(提示文)
◇ ◇ ◇ ◇

これに対して被告は、同年10月20日付訂正請求書(甲2)を提出して、本件明細書の下線部について訂正請求をし、この訂正が特許請求の範囲の減縮を目的とするものであるとされて、平成10年3月31日にされた特許異議の申立てについての決定で訂正が認められた(甲3)。

エ 以上に基づいて検討する。

(ア) 本件発明の構成要件Cの「施錠部材通過凹部」は、当初明細書では「アーバー側の内周に突出して設けられた施錠部材の通過を許容する施錠部材通過部」とされていたのを、本件補正によって、「アーバー側の内側に半突出して設けられた前記施錠部材の通過を許容する施錠部材通過凹部」と補正されたものであり、文言上は、「施錠部材通過部」という部材の機能に基づく記載に、「凹部」という、部材の形状に関する記載が付加されたものといえる。

他方、明細書の実施例では、補正前の「施錠部材通過部9a」の形状として、①挿入部の一部を面取りした形状のもの、②先端の一部を小径にした形状のもの、③施錠部材7にあった凹部を形成したもの、の3種類が記載されていたが、本件補正によって「施錠部材通過部」が「施錠部材通過凹部」と補正された後も、明細書の実施例は補正されず、「施錠部材通過部9a」の例として、それら3種類のものが記載されていた。

これらの事実からすると、本件補正において、「施錠部材通過部」を「施錠部材通過凹部」と補正することによって、「施錠部材通過部9a」の例として記載された3種類のもののうち、形状が凹状である前記③の「施錠部材7にあった凹部を形成したもの」に限定されるに至ったものと解するのが相当であり、このことは、特許庁審査官が補正案について拒絶理由がないと判断した理由として、「アーバ側の施錠部材に対応して設けられたカッタの挿入部の構成が明確になった。」とされていることとも符合するものである。

(イ) これに対し、被告は、本件発明の「施錠部材通過凹部」の技術的機能から考えて、「施錠部材7にあった凹部を形成したもの」を、面取り形状のものや小径にしたものと区別する理由がないと主張する。

◇ ◇ ◇ ◇

[データセットの項目]
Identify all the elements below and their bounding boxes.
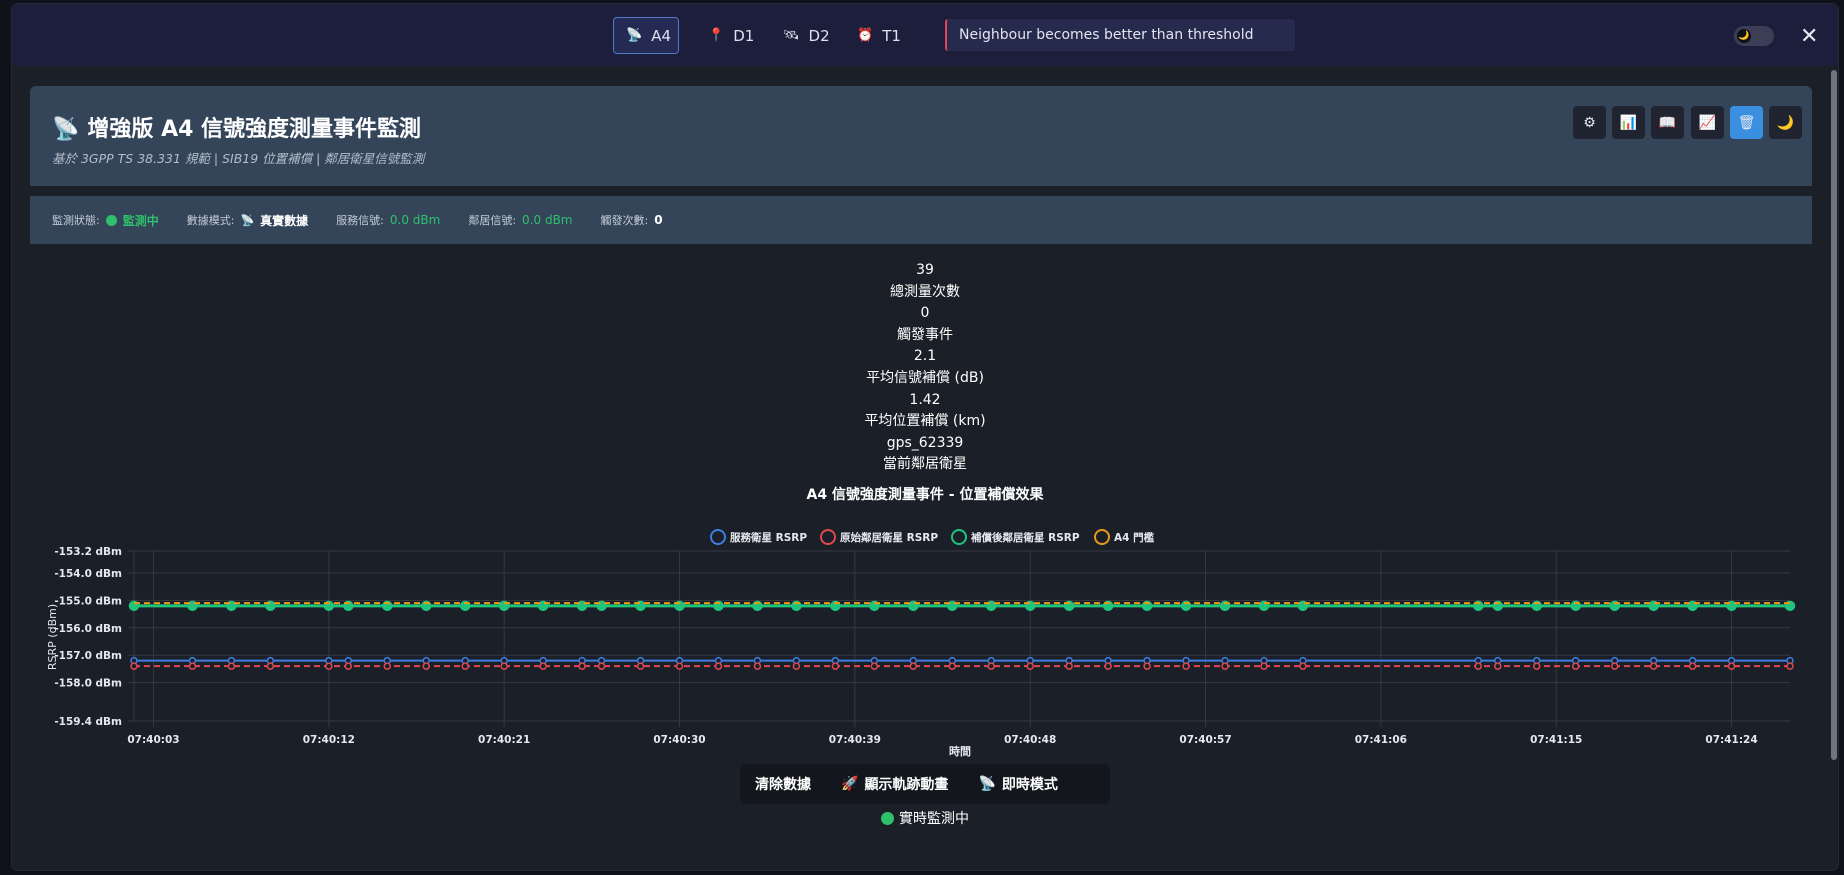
- data-point: [714, 662, 723, 670]
- y-tick-label: -155.0 dBm: [54, 595, 122, 607]
- legend-label: A4 門檻: [1114, 531, 1155, 544]
- data-point: [1688, 662, 1697, 670]
- data-point: [383, 662, 392, 670]
- data-point: [227, 662, 236, 670]
- x-tick-label: 07:41:24: [1705, 734, 1757, 746]
- clear-data-label: 清除數據: [755, 777, 811, 793]
- live-status-text: 實時監測中: [899, 811, 969, 827]
- data-point: [1260, 662, 1268, 670]
- y-tick-label: -159.4 dBm: [54, 716, 122, 728]
- show-trajectory-label: 顯示軌跡動畫: [864, 777, 949, 793]
- data-point: [500, 662, 508, 670]
- data-point: [597, 662, 606, 670]
- data-point: [870, 662, 879, 670]
- clear-data-button[interactable]: 清除數據: [740, 774, 826, 794]
- data-point: [909, 662, 918, 670]
- data-point: [636, 662, 645, 670]
- data-point: [1571, 662, 1580, 670]
- x-tick-label: 07:40:21: [478, 734, 530, 746]
- legend-marker: [1094, 529, 1110, 545]
- data-point: [948, 662, 957, 670]
- y-tick-label: -158.0 dBm: [54, 678, 122, 690]
- scrollbar[interactable]: [1831, 70, 1837, 760]
- data-point: [1727, 662, 1736, 670]
- data-point: [578, 662, 586, 670]
- legend-label: 原始鄰居衛星 RSRP: [840, 531, 938, 544]
- data-point: [130, 662, 138, 670]
- data-point: [1065, 662, 1073, 670]
- data-point: [753, 662, 762, 670]
- satellite-icon: 📡: [978, 776, 996, 792]
- legend-label: 服務衛星 RSRP: [730, 531, 807, 544]
- legend-marker: [820, 529, 836, 545]
- data-point: [1299, 662, 1307, 670]
- data-point: [1143, 662, 1151, 670]
- x-tick-label: 07:40:30: [653, 734, 705, 746]
- data-point: [188, 662, 197, 670]
- live-status: 實時監測中: [12, 808, 1838, 828]
- rsrp-chart: 服務衛星 RSRP 原始鄰居衛星 RSRP 補償後鄰居衛星 RSRP A4 門檻 -1…: [46, 529, 1796, 758]
- legend-label: 補償後鄰居衛星 RSRP: [970, 531, 1080, 544]
- chart-series: [128, 600, 1796, 670]
- data-point: [1474, 662, 1483, 670]
- data-point: [675, 662, 684, 670]
- x-tick-label: 07:40:39: [829, 734, 881, 746]
- data-point: [461, 662, 469, 670]
- chart-controls: 清除數據 🚀 顯示軌跡動畫 📡 即時模式: [740, 764, 1110, 804]
- x-tick-label: 07:40:48: [1004, 734, 1056, 746]
- event-modal: 📡 A4 📍 D1 🛰 D2 ⏰ T1 Neighbour becomes be…: [12, 4, 1838, 870]
- chart-grid: [128, 550, 1790, 727]
- data-point: [1104, 662, 1112, 670]
- data-point: [1221, 662, 1229, 670]
- data-point: [1494, 662, 1502, 670]
- realtime-mode-label: 即時模式: [1001, 777, 1058, 793]
- data-point: [1532, 662, 1541, 670]
- realtime-mode-button[interactable]: 📡 即時模式: [963, 774, 1072, 794]
- rocket-icon: 🚀: [841, 776, 859, 792]
- data-point: [987, 662, 995, 670]
- data-point: [831, 662, 840, 670]
- y-tick-label: -153.2 dBm: [54, 546, 122, 558]
- data-point: [325, 662, 333, 670]
- data-point: [792, 662, 801, 670]
- data-point: [1786, 662, 1794, 670]
- x-tick-label: 07:41:06: [1355, 734, 1407, 746]
- x-tick-label: 07:40:12: [303, 734, 355, 746]
- legend-marker: [951, 529, 967, 545]
- legend-marker: [710, 529, 726, 545]
- y-tick-label: -154.0 dBm: [54, 568, 122, 580]
- data-point: [1026, 662, 1034, 670]
- data-point: [422, 662, 430, 670]
- x-axis: 07:40:03 07:40:12 07:40:21 07:40:30 07:40:39…: [127, 734, 1757, 746]
- data-point: [1649, 662, 1658, 670]
- x-axis-label: 時間: [949, 744, 971, 758]
- x-tick-label: 07:40:57: [1179, 734, 1231, 746]
- x-tick-label: 07:41:15: [1530, 734, 1582, 746]
- y-tick-label: -157.0 dBm: [54, 650, 122, 662]
- chart-legend: 服務衛星 RSRP 原始鄰居衛星 RSRP 補償後鄰居衛星 RSRP A4 門檻: [710, 529, 1155, 545]
- data-point: [1182, 662, 1190, 670]
- y-axis: -153.2 dBm -154.0 dBm -155.0 dBm -156.0 dBm…: [54, 546, 122, 728]
- data-point: [266, 662, 275, 670]
- live-dot-icon: [881, 812, 894, 825]
- data-point: [539, 662, 547, 670]
- y-axis-label: RSRP (dBm): [46, 604, 59, 670]
- data-point: [1610, 662, 1619, 670]
- data-point: [344, 662, 353, 670]
- x-tick-label: 07:40:03: [127, 734, 179, 746]
- y-tick-label: -156.0 dBm: [54, 623, 122, 635]
- show-trajectory-button[interactable]: 🚀 顯示軌跡動畫: [826, 774, 963, 794]
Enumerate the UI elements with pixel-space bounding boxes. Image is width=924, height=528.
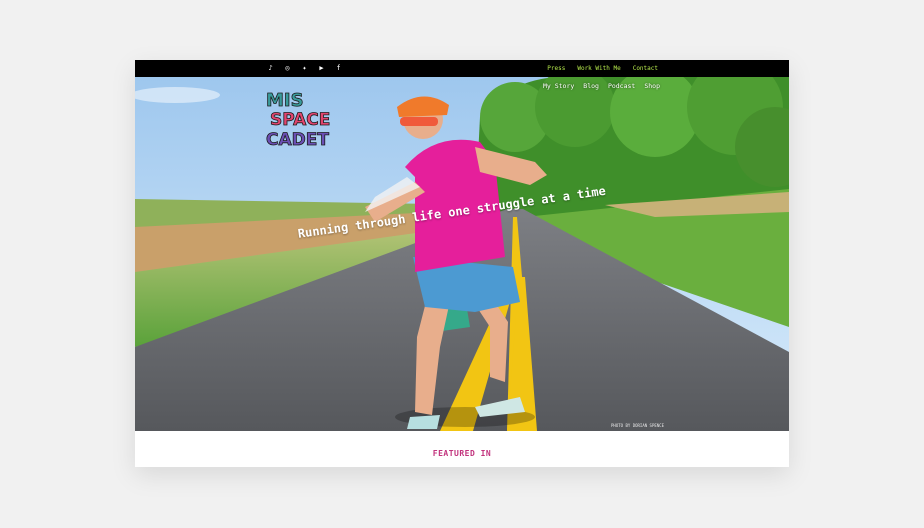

◇ ◇ ◇ ◇

(課題一覧)
**1)** 記録から「- data-point: [714, 662, 723, 670]」を含む行で始まり「- clear-data-label: 清除數據: [755, 777, 811, 793]」を含む行で終わる部分だけを取り出し、1行を1つの文字列としてJSONのリストにまとめよ。空行は含めないこと。
**2)** 特許の補正をめぐる判決文の続きを、最後の文の後から書き進めよ。

(解答一覧)
**1)**
[
  "- data-point: [714, 662, 723, 670]",
  "- y-tick-label: -155.0 dBm: [54, 595, 122, 607]",
  "- legend-label: A4 門檻: [1114, 531, 1155, 544]",
  "- data-point: [1688, 662, 1697, 670]",
  "- data-point: [383, 662, 392, 670]",
  "- data-point: [227, 662, 236, 670]",
  "- x-tick-label: 07:41:24: [1705, 734, 1757, 746]",
  "- clear-data-label: 清除數據: [755, 777, 811, 793]"
]

**2)**
しかし、特許請求の範囲の記載を補正した以上、単なる誤記の訂正等の場合でない限り、何らかの技術的な意味の補正がなされたと理解するのが通常であるところ、本件では、補正前に実施例として記載されていた3種類のもののうちの一つに使用されていた「凹部」という文言を使用して特許請求の範囲の文言を補正したのであり、しかも補正後の実施例の記載は補正後の「施錠部材通過凹部」の実施例として3種類のものが記載されているわけではなく、手続補正書と共に提出された意見書の記載を見ても、この点に関する特段の記載はないのであるから、これらの明細書の記載からして、「施錠部材通過凹部」への補正によって、「施錠部材7にあった凹部を形成したもの」に限定されるに至ったものといわざるを得ない。また、技術的にみても、「施錠部材7にあった凹部を形成したもの」の場合には、他の面取り形状の場合や小径の場合と比較して、環状カッタの挿入時に施錠部材が通過する幅も規制して誤装着を防止することになり、より厳格に誤装着を防止できるとも考えられるから、そのような構成に限定することが、技術的に意味がないともいえない。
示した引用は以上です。